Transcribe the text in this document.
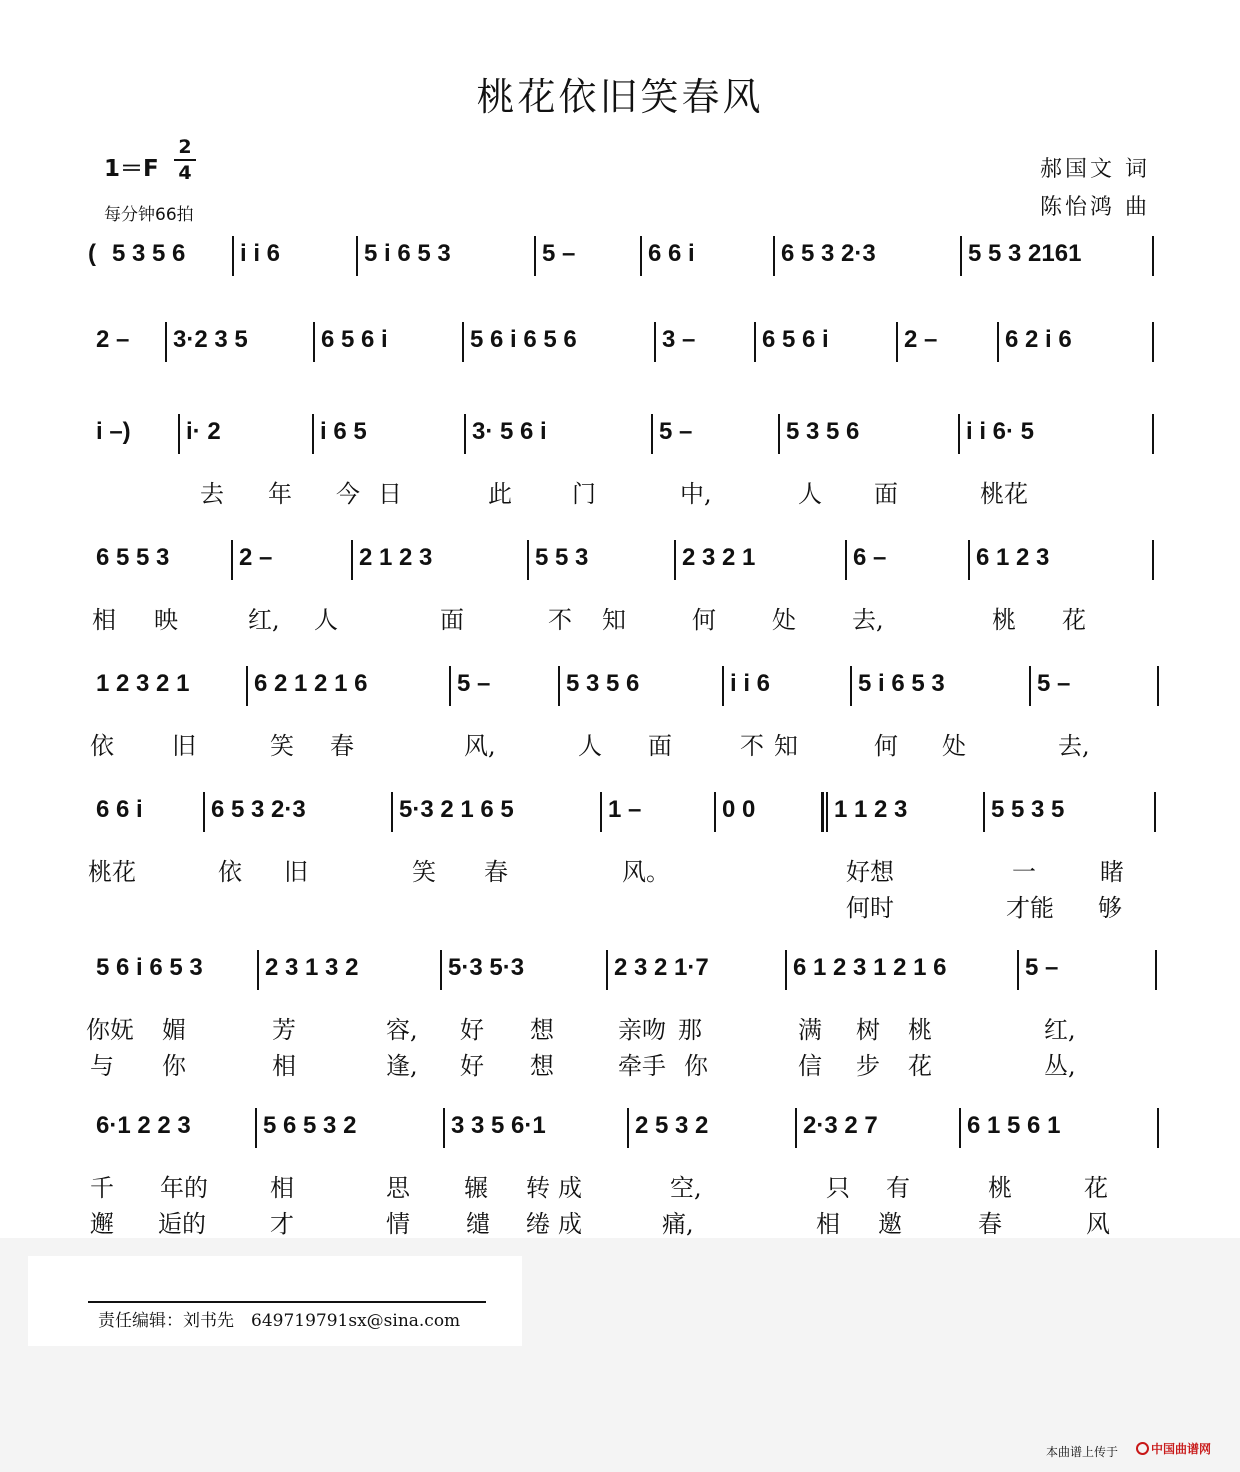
桃花依旧笑春风
1＝F
2
4
每分钟66拍
郝国文 词
陈怡鸿 曲
( 5 3 5 6	i i 6	5 i 6 5 3	5 –	6 6 i	6 5 3 2·3	5 5 3 2161
2 –	3·2 3 5	6 5 6 i	5 6 i 6 5 6	3 –	6 5 6 i	2 –	6 2 i 6
i –)	i· 2	i 6 5	3· 5 6 i	5 –	5 3 5 6	i i 6· 5
去 年 今 日	此	门	中,	人 面	桃花
6 5 5 3	2 –	2 1 2 3	5 5 3	2 3 2 1	6 –	6 1 2 3
相 映	红, 人	面	不 知	何 处 去,	桃 花
1 2 3 2 1	6 2 1 2 1 6	5 –	5 3 5 6	i i 6	5 i 6 5 3	5 –
依 旧	笑 春	风,	人 面	不 知	何 处	去,
6 6 i	6 5 3 2·3	5·3 2 1 6 5	1 –	0 0	1 1 2 3	5 5 3 5
桃花	依 旧	笑 春	风。	好想	一	睹
何时	才能 够
5 6 i 6 5 3	2 3 1 3 2	5·3 5·3	2 3 2 1·7	6 1 2 3 1 2 1 6	5 –
你妩 媚	芳	容, 好 想	亲吻 那	满 树 桃	红,
与 你	相	逢, 好 想	牵手 你	信 步 花	丛,
6·1 2 2 3	5 6 5 3 2	3 3 5 6·1	2 5 3 2	2·3 2 7	6 1 5 6 1
千 年的	相	思 辗 转 成	空,	只 有	桃	花
邂 逅的	才	情 缱 绻 成	痛,	相 邀	春	风
责任编辑：刘书先　649719791sx@sina.com
本曲谱上传于	中国曲谱网
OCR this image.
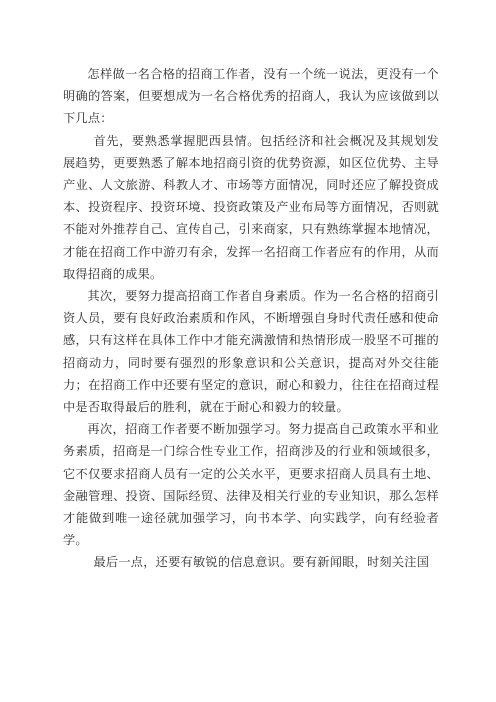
怎样做一名合格的招商工作者，没有一个统一说法，更没有一个明确的答案，但要想成为一名合格优秀的招商人，我认为应该做到以下几点：

首先，要熟悉掌握肥西县情。包括经济和社会概况及其规划发展趋势，更要熟悉了解本地招商引资的优势资源，如区位优势、主导产业、人文旅游、科教人才、市场等方面情况，同时还应了解投资成本、投资程序、投资环境、投资政策及产业布局等方面情况，否则就不能对外推荐自己、宣传自己，引来商家，只有熟练掌握本地情况，才能在招商工作中游刃有余，发挥一名招商工作者应有的作用，从而取得招商的成果。

其次，要努力提高招商工作者自身素质。作为一名合格的招商引资人员，要有良好政治素质和作风，不断增强自身时代责任感和使命感，只有这样在具体工作中才能充满激情和热情形成一股坚不可摧的招商动力，同时要有强烈的形象意识和公关意识，提高对外交往能力；在招商工作中还要有坚定的意识，耐心和毅力，往往在招商过程中是否取得最后的胜利，就在于耐心和毅力的较量。

再次，招商工作者要不断加强学习。努力提高自己政策水平和业务素质，招商是一门综合性专业工作，招商涉及的行业和领域很多，它不仅要求招商人员有一定的公关水平，更要求招商人员具有土地、金融管理、投资、国际经贸、法律及相关行业的专业知识，那么怎样才能做到唯一途径就加强学习，向书本学、向实践学，向有经验者学。

最后一点，还要有敏锐的信息意识。要有新闻眼，时刻关注国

********************

Note how many lines of the material contain the string "this". Then report that number by itself.

▸ **Expected answer**: 2